Stated exercise
Every line containing the word "planu" needs to be found and copied.

Records

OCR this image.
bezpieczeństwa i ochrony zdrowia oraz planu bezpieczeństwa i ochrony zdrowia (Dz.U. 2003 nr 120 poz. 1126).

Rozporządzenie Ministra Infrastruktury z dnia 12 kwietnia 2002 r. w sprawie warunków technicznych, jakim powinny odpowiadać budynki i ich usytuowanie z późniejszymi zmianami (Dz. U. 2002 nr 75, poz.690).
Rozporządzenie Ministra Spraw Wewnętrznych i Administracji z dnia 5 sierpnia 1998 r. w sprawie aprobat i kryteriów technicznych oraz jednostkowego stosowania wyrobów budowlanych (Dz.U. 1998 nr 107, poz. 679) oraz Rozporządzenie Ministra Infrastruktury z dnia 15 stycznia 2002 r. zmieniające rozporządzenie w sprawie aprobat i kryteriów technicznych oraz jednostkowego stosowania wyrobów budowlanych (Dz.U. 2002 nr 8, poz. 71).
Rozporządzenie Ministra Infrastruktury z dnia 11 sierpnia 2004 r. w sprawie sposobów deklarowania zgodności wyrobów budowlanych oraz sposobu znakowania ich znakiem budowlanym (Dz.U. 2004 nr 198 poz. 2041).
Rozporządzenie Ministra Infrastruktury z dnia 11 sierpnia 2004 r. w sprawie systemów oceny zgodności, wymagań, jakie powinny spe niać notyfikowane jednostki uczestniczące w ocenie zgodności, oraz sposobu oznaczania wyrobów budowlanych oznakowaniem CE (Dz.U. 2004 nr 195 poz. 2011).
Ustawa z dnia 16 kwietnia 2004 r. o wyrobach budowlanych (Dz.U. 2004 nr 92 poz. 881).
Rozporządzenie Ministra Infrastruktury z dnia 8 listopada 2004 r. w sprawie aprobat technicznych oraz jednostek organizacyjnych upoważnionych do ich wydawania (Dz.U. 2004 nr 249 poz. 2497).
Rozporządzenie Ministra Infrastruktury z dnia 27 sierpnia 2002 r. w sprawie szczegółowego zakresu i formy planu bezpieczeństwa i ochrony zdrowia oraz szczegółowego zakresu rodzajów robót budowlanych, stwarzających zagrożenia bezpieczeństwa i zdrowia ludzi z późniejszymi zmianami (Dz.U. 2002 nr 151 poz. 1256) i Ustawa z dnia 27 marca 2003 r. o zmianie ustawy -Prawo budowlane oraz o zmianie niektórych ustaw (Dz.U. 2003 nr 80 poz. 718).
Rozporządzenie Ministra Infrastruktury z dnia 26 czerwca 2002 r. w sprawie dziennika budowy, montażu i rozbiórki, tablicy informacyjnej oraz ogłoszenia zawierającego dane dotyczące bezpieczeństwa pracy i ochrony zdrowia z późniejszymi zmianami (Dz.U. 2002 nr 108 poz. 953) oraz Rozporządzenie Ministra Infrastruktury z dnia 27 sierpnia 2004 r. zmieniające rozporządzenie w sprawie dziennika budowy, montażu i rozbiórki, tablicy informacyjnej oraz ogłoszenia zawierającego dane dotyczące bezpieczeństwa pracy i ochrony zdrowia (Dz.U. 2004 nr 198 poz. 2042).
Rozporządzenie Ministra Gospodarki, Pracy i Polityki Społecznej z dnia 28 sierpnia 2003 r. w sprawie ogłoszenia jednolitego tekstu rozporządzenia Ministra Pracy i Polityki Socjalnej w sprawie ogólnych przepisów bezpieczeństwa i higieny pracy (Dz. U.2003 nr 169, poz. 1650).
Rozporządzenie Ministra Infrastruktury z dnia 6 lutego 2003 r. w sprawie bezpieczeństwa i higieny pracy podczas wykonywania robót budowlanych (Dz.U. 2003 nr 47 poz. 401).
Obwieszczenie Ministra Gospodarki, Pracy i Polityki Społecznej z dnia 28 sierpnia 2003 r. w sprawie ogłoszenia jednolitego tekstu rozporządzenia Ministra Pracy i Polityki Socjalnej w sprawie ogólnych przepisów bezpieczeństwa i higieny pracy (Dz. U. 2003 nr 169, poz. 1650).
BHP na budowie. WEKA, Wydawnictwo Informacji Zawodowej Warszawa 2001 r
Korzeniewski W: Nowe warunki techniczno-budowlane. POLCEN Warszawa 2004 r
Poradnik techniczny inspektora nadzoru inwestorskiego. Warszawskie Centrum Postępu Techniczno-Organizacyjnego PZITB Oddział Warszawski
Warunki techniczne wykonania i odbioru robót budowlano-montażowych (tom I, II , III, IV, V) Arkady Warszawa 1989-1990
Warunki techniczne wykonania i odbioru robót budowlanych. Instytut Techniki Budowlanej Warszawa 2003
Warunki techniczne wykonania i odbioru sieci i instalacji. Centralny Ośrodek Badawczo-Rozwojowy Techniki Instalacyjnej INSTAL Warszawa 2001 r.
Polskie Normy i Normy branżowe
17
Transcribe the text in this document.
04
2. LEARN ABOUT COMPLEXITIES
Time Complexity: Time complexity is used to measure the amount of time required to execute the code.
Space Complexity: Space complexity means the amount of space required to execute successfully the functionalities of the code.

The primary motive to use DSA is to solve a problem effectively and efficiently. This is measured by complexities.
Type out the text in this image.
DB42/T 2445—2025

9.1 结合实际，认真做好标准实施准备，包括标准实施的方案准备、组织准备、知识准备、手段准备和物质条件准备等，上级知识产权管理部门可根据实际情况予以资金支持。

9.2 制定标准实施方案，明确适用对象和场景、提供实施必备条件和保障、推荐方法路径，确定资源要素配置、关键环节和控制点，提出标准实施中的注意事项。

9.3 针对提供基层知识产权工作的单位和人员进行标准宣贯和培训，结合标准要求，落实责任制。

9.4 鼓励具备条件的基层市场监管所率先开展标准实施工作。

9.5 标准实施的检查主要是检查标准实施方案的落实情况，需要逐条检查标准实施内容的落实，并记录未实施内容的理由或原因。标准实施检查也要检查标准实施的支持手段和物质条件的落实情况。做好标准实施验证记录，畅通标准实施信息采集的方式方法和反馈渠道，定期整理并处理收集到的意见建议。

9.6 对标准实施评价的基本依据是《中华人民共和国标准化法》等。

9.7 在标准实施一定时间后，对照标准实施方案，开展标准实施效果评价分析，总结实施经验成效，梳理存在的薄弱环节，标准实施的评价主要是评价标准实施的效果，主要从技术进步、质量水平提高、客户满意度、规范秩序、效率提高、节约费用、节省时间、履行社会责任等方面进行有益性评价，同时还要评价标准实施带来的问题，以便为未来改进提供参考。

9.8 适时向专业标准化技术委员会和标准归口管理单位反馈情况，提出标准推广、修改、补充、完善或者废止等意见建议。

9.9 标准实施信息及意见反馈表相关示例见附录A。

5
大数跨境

Correct response
bezpieczeństwa i ochrony zdrowia oraz planu bezpieczeństwa i ochrony zdrowia (Dz.U. 2003 nr 120 poz. 1126).
Rozporządzenie Ministra Infrastruktury z dnia 27 sierpnia 2002 r. w sprawie szczegółowego zakresu i formy planu bezpieczeństwa i ochrony zdrowia oraz szczegółowego zakresu rodzajów robót budowlanych, stwarzających zagrożenia bezpieczeństwa i zdrowia ludzi z późniejszymi zmianami (Dz.U. 2002 nr 151 poz. 1256) i Ustawa z dnia 27 marca 2003 r. o zmianie ustawy -Prawo budowlane oraz o zmianie niektórych ustaw (Dz.U. 2003 nr 80 poz. 718).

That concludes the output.